-- BEGIN Passage to read --

Adam Riggio: They’re Not Our Doughnuts Anymore, Son
Written By: Adam Riggio
There’s nothing more Canadian than a coffee and a doughnut at Tim Hortons, maybe a croissant or a muffin if it’s breakfast. That’s what most all of us growing up in Canada learned.
It was never a lesson. There was no teacher in our school houses talking about how important Tims is to the Canadian people as one of the material factors binding the country together. There were no boxes of Timbits for me back in elementary school that we’d rip open, with the sleek sound in the background of the older boys’ skates carving blade-thin curves in ice. The “Canadianness” of Tim’s is something that we absorbed growing up in Canada, as we grow up into any belief or value set in our community.
But that image of Tim Hortons as the heart of the Canadian hearth falls short of today’s reality, and always had its darker sides.
A Base in Small Town Canada for Owners in Rio de Janeiro
Tim Hortons has actually been a Brazilian company for several years now. In 2014, the corporation was bought by a conglomerate called Restaurant Brands International (RBI). RBI is a holding company owned and controlled by 3G Capital, one of Brazil’s leading hedge funds.
Often at the time, news of this purchase was explained in mainstream media as Tim Hortons being bought by Burger King. Burger King and Popeyes are also owned by RBI, and now make with Tim Hortons the three flagship brands of that company. But 3G, through RBI ultimately control what all these companies do. Whether that explanation was a genuine common mistake in reporting, or a public relations ploy to keep 3G’s role relatively quiet, I don’t yet know.
The hedge fund’s plan to expand its three brands internationally, especially to China (中华), is behind many of the changes in the style of Tim Hortons’ menus. The experimental doughnut designs, and menu additions like banana bread are elements of that plan: Canadian markets provide customer feedback on whether those experiments are worthy of store shelves in 中华 (China), while patriotic attachment to Tims itself means that even the most grotesque such experiments will not hurt the customer base.
A Volatile Economy Threatens Canada’s Favourite Fast Food
The problem that Tim Hortons faces as a company going forward is that patriotism seems to be its only market advantage left. The brand is squeezed from multiple directions. Having once held a nationwide lockdown on convenience food, the rise of app-based delivery has undercut their sales considerably in only five years. As well, rising minimum wages and wholesale food costs have been corroding margins for several years.
Wage issues in particular have resulted in a serious loss of popular faith in Tims as a brand. Many Tim Hortons franchise owners responded to increases in Ontario’s minimum wage by cutting staff positions, benefits, and breaks. Franchisers themselves are often painted as greedy, but that’s another trope to let 3G Capital off the hook for their own plans to maximize short term profit yields from RBI-owned companies.
The hedge fund’s priority to keep prices low and profit margins high at existing stores, all while forcing franchise owners to bake and sell experimental doughnuts of increasingly doubtful quality. Long term trends toward assembling fast food meals with robotic machinery may soon scuttle the wage issue in the industry altogether, as kitchen automation drastically reduces the need for actual humans on staff.

-- END Passage to read --
-- BEGIN Given records --

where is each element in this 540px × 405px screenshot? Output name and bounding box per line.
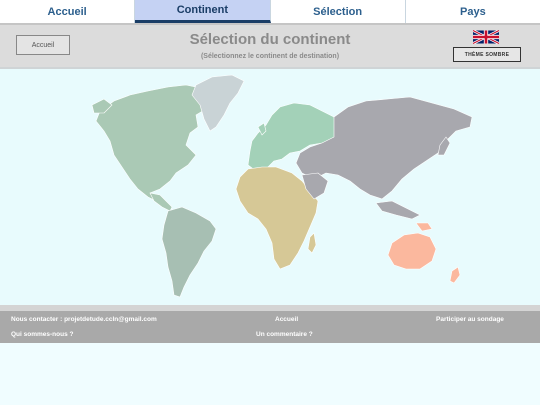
continent-central-america[interactable] — [149, 192, 173, 212]
continent-africa-madagascar[interactable] — [307, 232, 317, 254]
survey-link[interactable]: Participer au sondage — [436, 316, 504, 323]
comment-link[interactable]: Un commentaire ? — [256, 331, 313, 338]
tab-pays[interactable]: Pays — [406, 0, 540, 23]
continent-oceania[interactable] — [387, 232, 437, 270]
continent-greenland[interactable] — [191, 74, 245, 132]
continent-asia-islands[interactable] — [375, 200, 421, 220]
tab-selection[interactable]: Sélection — [271, 0, 406, 23]
uk-flag-icon[interactable] — [473, 30, 499, 44]
world-map-svg — [91, 74, 473, 298]
footer-home-link[interactable]: Accueil — [275, 316, 298, 323]
page-title: Sélection du continent — [189, 31, 351, 48]
page-footer: Nous contacter : projetdetude.ccln@gmail… — [0, 311, 540, 343]
tab-accueil[interactable]: Accueil — [0, 0, 136, 23]
continent-oceania-new-guinea[interactable] — [415, 222, 433, 232]
page-bottom — [0, 343, 540, 405]
tab-continent[interactable]: Continent — [135, 0, 271, 23]
contact-link[interactable]: Nous contacter : projetdetude.ccln@gmail… — [11, 316, 157, 323]
about-link[interactable]: Qui sommes-nous ? — [11, 331, 73, 338]
page-header: Accueil Sélection du continent (Sélectio… — [0, 25, 540, 67]
continent-north-america[interactable] — [95, 84, 215, 202]
world-map — [0, 69, 540, 305]
main-tabs: Accueil Continent Sélection Pays — [0, 0, 540, 23]
continent-south-america[interactable] — [161, 206, 217, 298]
dark-theme-button[interactable]: THÈME SOMBRE — [453, 47, 521, 62]
continent-oceania-new-zealand[interactable] — [449, 266, 461, 284]
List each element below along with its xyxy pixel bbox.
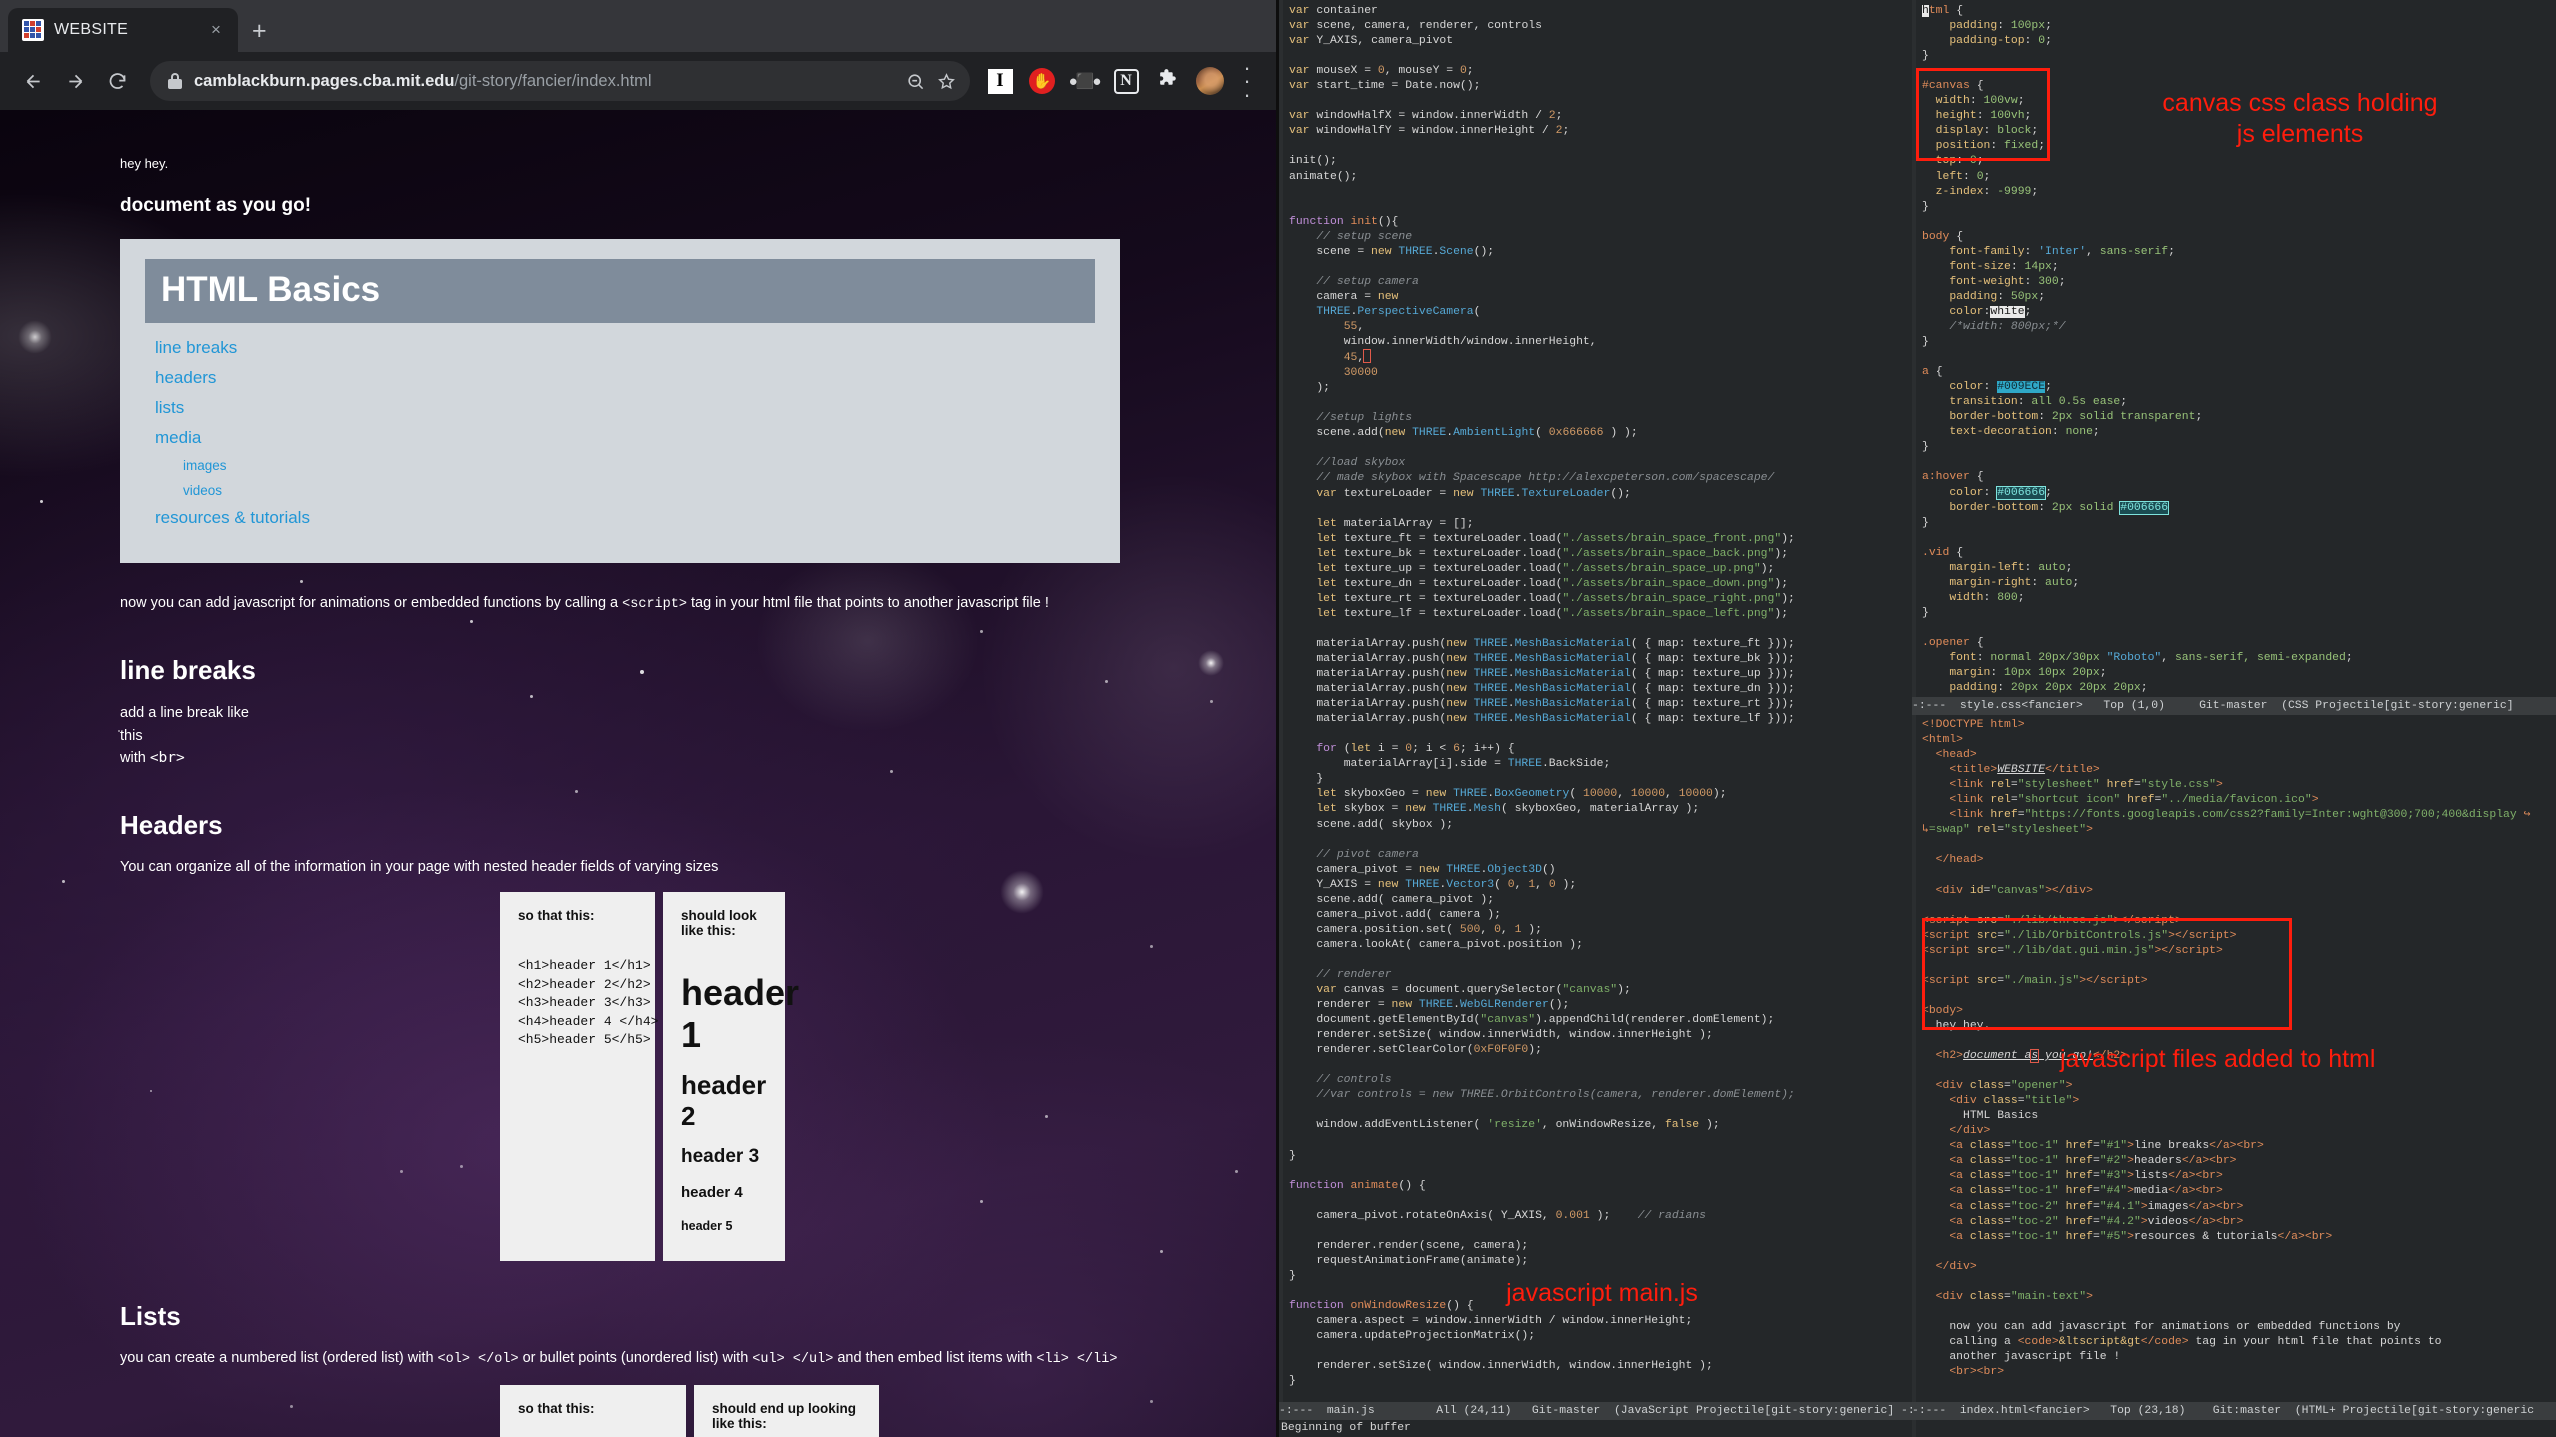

-- END Given records --

## [Task instructions]
a) In the Tim Hortons article, rewrite the paragraph beginning "The problem that Tim Hortons faces" as a short list that keeps its main facts.
b) According to the Tim Hortons article, why are experimental menu items tried out in Canadian stores? Answer in one to three sentences.
c) Write what comes next in the Tim Hortons article, starting after its final sentence.

## [Results for the exercise]
a)
- Patriotism seems to be Tim Hortons' only remaining market advantage.
- The brand is being squeezed from several directions at once.
- It once had a nationwide lock on convenience food, but app-based delivery has undercut its sales considerably in only five years.
- Rising minimum wages and wholesale food costs have been eating into its margins for several years.

b) Canadian customers show whether experiments such as new doughnut designs and banana bread are worth putting on store shelves in China. Because Canadians are patriotically attached to Tims, even the most grotesque experiments won't hurt the customer base.

c)
Even so, those global expansion plans may be sputtering, if 3G’s recent sale of a quarter of its stake in Restaurant Brands International is a genuine sign of the hedge fund’s aversion to growing risk in the fast food field.
Pieces of Patriotism in Frozen Doughnuts and Burnt Coffee
There isn’t anything too profound in how Tim Hortons snuggled into the core concepts of Canadians’ love of our country. That success begins with the brand’s deep connection with hockey culture, which defined the popular leisure of the entire country when the company began in 1964.
Miles “Tim” Horton co-founded the company when he was a popular hockey player transitioning out of full-time professional sports. Canada was, a few enclaves aside, an entirely white country. Several decades before amplified climate catastrophe set in, Canadian winters remained cold enough across the country to support outdoor rinks and pickup hockey in every community. From its inception, Tim Hortons began sponsoring hockey youth leagues and camps, organizing and professionalizing those neighbourhood rinks.
Even the core food of Tim Hortons itself is deeply integrated with the experience of playing and watching hockey. Tims never grew its menus beyond coffee and donuts until the early 1980s, so it established itself by perfecting the food precisely tuned to the desires of people watching a hockey game. A hockey rink must be kept cold enough to maintain the ice. High-calorie doughnuts kept our metabolisms burning, and hot coffee cups warmed our hands while we sat shivering on the seats and benches. With our conscious attention riveted to the game itself, we ate doughnuts that had no sauces, crumbs, or garnishes to spill on ourselves. We held our food in our fingers, our drinks in our palms, and warmed our hearts while absorbed in the drama of the ice.
That association with hockey and hockey culture continued after the downhome experience of the rink disappeared from many Canadians’ daily lives. Alongside the hockey camps came NHL superstars in advertising and promotional material. As long as Canada remained a hockey country, Tims could rely on that athletic patriotism locking our people into the brand.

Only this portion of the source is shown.